- [EXTRACTED DATA]:
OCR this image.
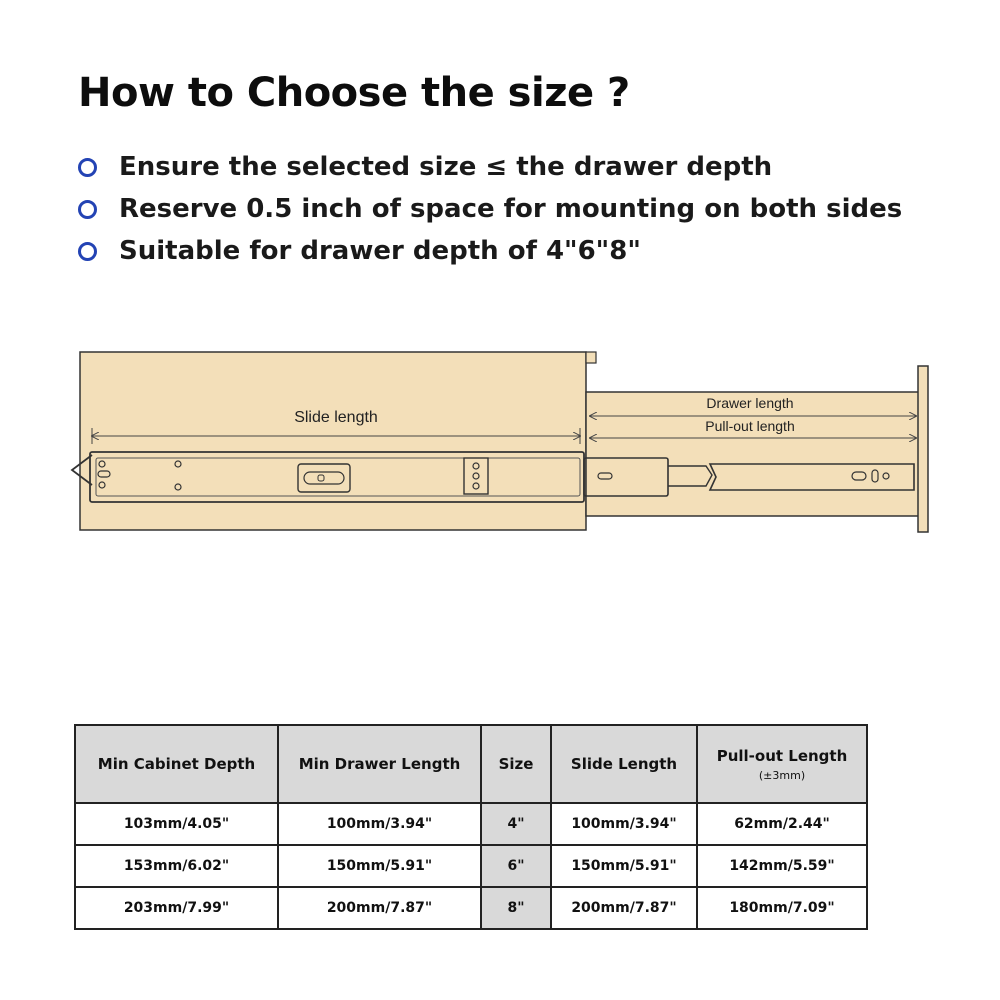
How to Choose the size ?
Ensure the selected size ≤ the drawer depth
Reserve 0.5 inch of space for mounting on both sides
Suitable for drawer depth of 4"6"8"
Slide length
Drawer length
Pull-out length
Min Cabinet Depth	Min Drawer Length	Size	Slide Length	Pull-out Length
(±3mm)

103mm/4.05"	100mm/3.94"	4"	100mm/3.94"	62mm/2.44"
153mm/6.02"	150mm/5.91"	6"	150mm/5.91"	142mm/5.59"
203mm/7.99"	200mm/7.87"	8"	200mm/7.87"	180mm/7.09"
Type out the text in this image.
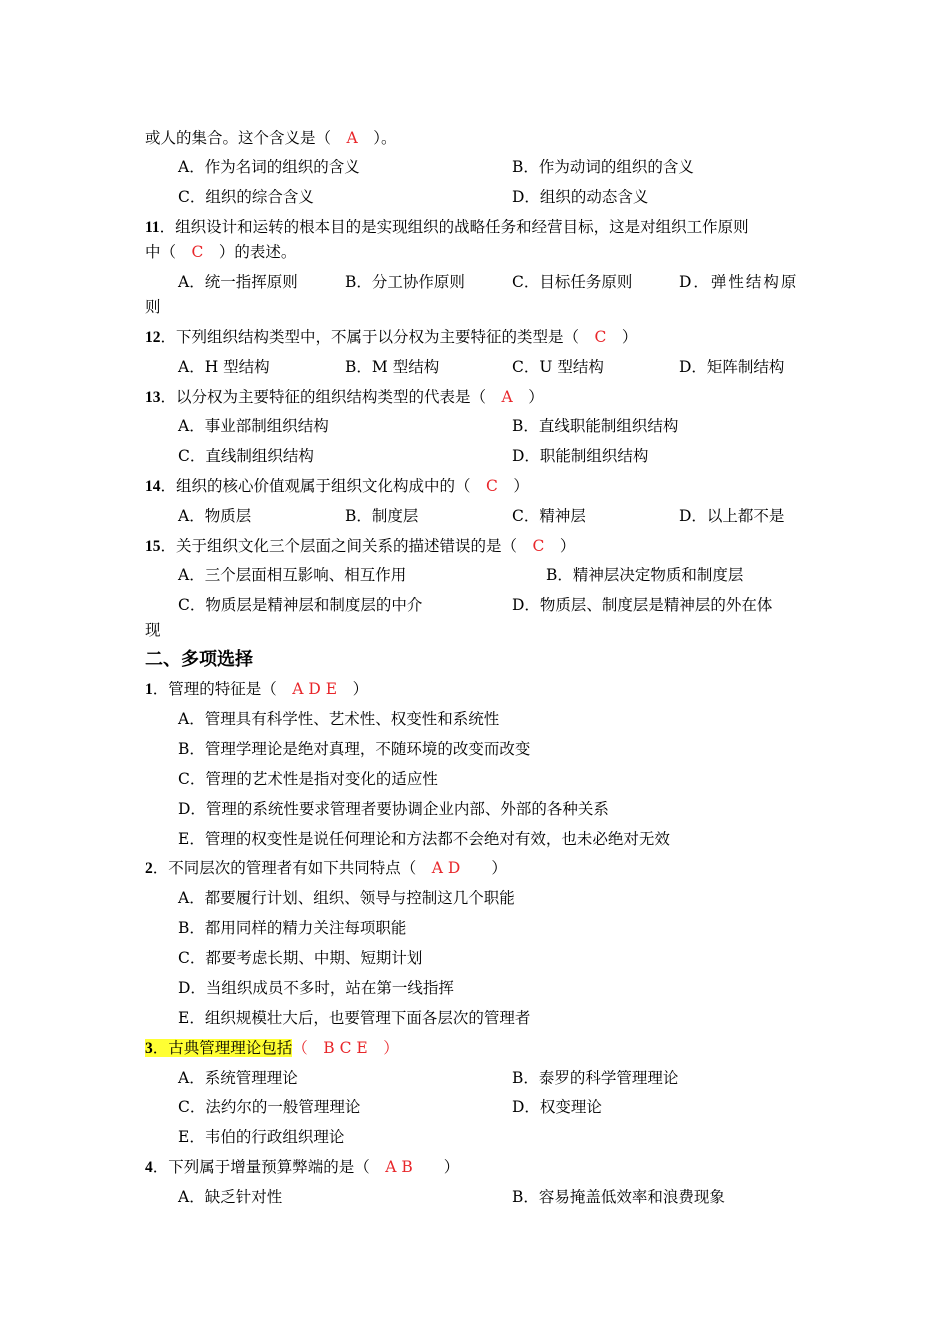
或人的集合。这个含义是（　A　）。
A．作为名词的组织的含义	B．作为动词的组织的含义
C．组织的综合含义	D．组织的动态含义
11．组织设计和运转的根本目的是实现组织的战略任务和经营目标，这是对组织工作原则
中（　C　）的表述。
A．统一指挥原则	B．分工协作原则	C．目标任务原则	D．弹性结构原
则
12．下列组织结构类型中，不属于以分权为主要特征的类型是（　C　）
A．H 型结构	B．M 型结构	C．U 型结构	D．矩阵制结构
13．以分权为主要特征的组织结构类型的代表是（　A　）
A．事业部制组织结构	B．直线职能制组织结构
C．直线制组织结构	D．职能制组织结构
14．组织的核心价值观属于组织文化构成中的（　C　）
A．物质层	B．制度层	C．精神层	D．以上都不是
15．关于组织文化三个层面之间关系的描述错误的是（　C　）
A．三个层面相互影响、相互作用	B．精神层决定物质和制度层
C．物质层是精神层和制度层的中介	D．物质层、制度层是精神层的外在体
现
二、多项选择
1．管理的特征是（　A D E　）
A．管理具有科学性、艺术性、权变性和系统性
B．管理学理论是绝对真理，不随环境的改变而改变
C．管理的艺术性是指对变化的适应性
D．管理的系统性要求管理者要协调企业内部、外部的各种关系
E．管理的权变性是说任何理论和方法都不会绝对有效，也未必绝对无效
2．不同层次的管理者有如下共同特点（　A D　　）
A．都要履行计划、组织、领导与控制这几个职能
B．都用同样的精力关注每项职能
C．都要考虑长期、中期、短期计划
D．当组织成员不多时，站在第一线指挥
E．组织规模壮大后，也要管理下面各层次的管理者
3．古典管理理论包括（　B C E　）
A．系统管理理论	B．泰罗的科学管理理论
C．法约尔的一般管理理论	D．权变理论
E．韦伯的行政组织理论
4．下列属于增量预算弊端的是（　A B　　）
A．缺乏针对性	B．容易掩盖低效率和浪费现象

- [TASK OBJECTIVE]:
Pictures in the records should not appear in your copy, but everything else must be transcribed exactly.

- [TASK OUTPUT]:
OCR this image.
How to Choose the size ?
Ensure the selected size ≤ the drawer depth
Reserve 0.5 inch of space for mounting on both sides
Suitable for drawer depth of 4"6"8"
Slide length
Drawer length
Pull-out length
Min Cabinet Depth	Min Drawer Length	Size	Slide Length	Pull-out Length
(±3mm)

103mm/4.05"	100mm/3.94"	4"	100mm/3.94"	62mm/2.44"
153mm/6.02"	150mm/5.91"	6"	150mm/5.91"	142mm/5.59"
203mm/7.99"	200mm/7.87"	8"	200mm/7.87"	180mm/7.09"
Type out the text in this image.
或人的集合。这个含义是（　A　）。
A．作为名词的组织的含义	B．作为动词的组织的含义
C．组织的综合含义	D．组织的动态含义
11．组织设计和运转的根本目的是实现组织的战略任务和经营目标，这是对组织工作原则
中（　C　）的表述。
A．统一指挥原则	B．分工协作原则	C．目标任务原则	D．弹性结构原
则
12．下列组织结构类型中，不属于以分权为主要特征的类型是（　C　）
A．H 型结构	B．M 型结构	C．U 型结构	D．矩阵制结构
13．以分权为主要特征的组织结构类型的代表是（　A　）
A．事业部制组织结构	B．直线职能制组织结构
C．直线制组织结构	D．职能制组织结构
14．组织的核心价值观属于组织文化构成中的（　C　）
A．物质层	B．制度层	C．精神层	D．以上都不是
15．关于组织文化三个层面之间关系的描述错误的是（　C　）
A．三个层面相互影响、相互作用	B．精神层决定物质和制度层
C．物质层是精神层和制度层的中介	D．物质层、制度层是精神层的外在体
现
二、多项选择
1．管理的特征是（　A D E　）
A．管理具有科学性、艺术性、权变性和系统性
B．管理学理论是绝对真理，不随环境的改变而改变
C．管理的艺术性是指对变化的适应性
D．管理的系统性要求管理者要协调企业内部、外部的各种关系
E．管理的权变性是说任何理论和方法都不会绝对有效，也未必绝对无效
2．不同层次的管理者有如下共同特点（　A D　　）
A．都要履行计划、组织、领导与控制这几个职能
B．都用同样的精力关注每项职能
C．都要考虑长期、中期、短期计划
D．当组织成员不多时，站在第一线指挥
E．组织规模壮大后，也要管理下面各层次的管理者
3．古典管理理论包括（　B C E　）
A．系统管理理论	B．泰罗的科学管理理论
C．法约尔的一般管理理论	D．权变理论
E．韦伯的行政组织理论
4．下列属于增量预算弊端的是（　A B　　）
A．缺乏针对性	B．容易掩盖低效率和浪费现象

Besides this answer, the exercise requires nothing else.